**YOUR GOAL**
Leaving out the pictures, please retype each record exactly.

++++ SOURCE RECORDS

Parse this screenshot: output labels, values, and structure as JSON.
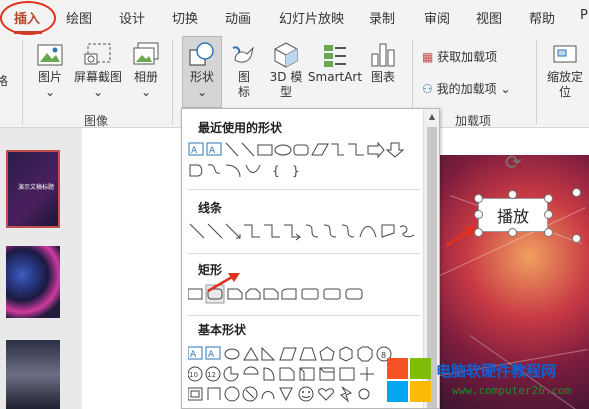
{
  "tabs": [
    "插入",
    "绘图",
    "设计",
    "切换",
    "动画",
    "幻灯片放映",
    "录制",
    "审阅",
    "视图",
    "帮助",
    "P"
  ],
  "active_tab": "插入",
  "ribbon": {
    "left_cut_label": "格",
    "image_group": {
      "picture": "图片",
      "screenshot": "屏幕截图",
      "album": "相册",
      "group_label": "图像"
    },
    "illustrations": {
      "shapes": "形状",
      "icons_line1": "图",
      "icons_line2": "标",
      "model_line1": "3D 模",
      "model_line2": "型",
      "smartart": "SmartArt",
      "chart": "图表"
    },
    "addins": {
      "get": "获取加载项",
      "mine": "我的加载项",
      "group_label": "加载项"
    },
    "zoom_line1": "缩放定",
    "zoom_line2": "位"
  },
  "slide_panel": {
    "thumb1_title": "演示文稿标题"
  },
  "shapes_menu": {
    "recent": "最近使用的形状",
    "lines": "线条",
    "rectangles": "矩形",
    "basic": "基本形状"
  },
  "canvas": {
    "button_text": "播放"
  },
  "watermark": {
    "title": "电脑软硬件教程网",
    "url": "www.computer26.com"
  },
  "colors": {
    "accent": "#b7472a",
    "annotation_red": "#e0301e",
    "shape_blue": "#2e75b6"
  }
}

++++++++

**TASK SOLUTION**
Parse this screenshot: output labels, values, and structure as JSON.
{
  "tabs": [
    "插入",
    "绘图",
    "设计",
    "切换",
    "动画",
    "幻灯片放映",
    "录制",
    "审阅",
    "视图",
    "帮助",
    "P"
  ],
  "active_tab": "插入",
  "ribbon": {
    "left_cut_label": "格",
    "image_group": {
      "picture": "图片",
      "screenshot": "屏幕截图",
      "album": "相册",
      "group_label": "图像"
    },
    "illustrations": {
      "shapes": "形状",
      "icons_line1": "图",
      "icons_line2": "标",
      "model_line1": "3D 模",
      "model_line2": "型",
      "smartart": "SmartArt",
      "chart": "图表"
    },
    "addins": {
      "get": "获取加载项",
      "mine": "我的加载项",
      "group_label": "加载项"
    },
    "zoom_line1": "缩放定",
    "zoom_line2": "位"
  },
  "slide_panel": {
    "thumb1_title": "演示文稿标题"
  },
  "shapes_menu": {
    "recent": "最近使用的形状",
    "lines": "线条",
    "rectangles": "矩形",
    "basic": "基本形状"
  },
  "canvas": {
    "button_text": "播放"
  },
  "watermark": {
    "title": "电脑软硬件教程网",
    "url": "www.computer26.com"
  },
  "colors": {
    "accent": "#b7472a",
    "annotation_red": "#e0301e",
    "shape_blue": "#2e75b6"
  }
}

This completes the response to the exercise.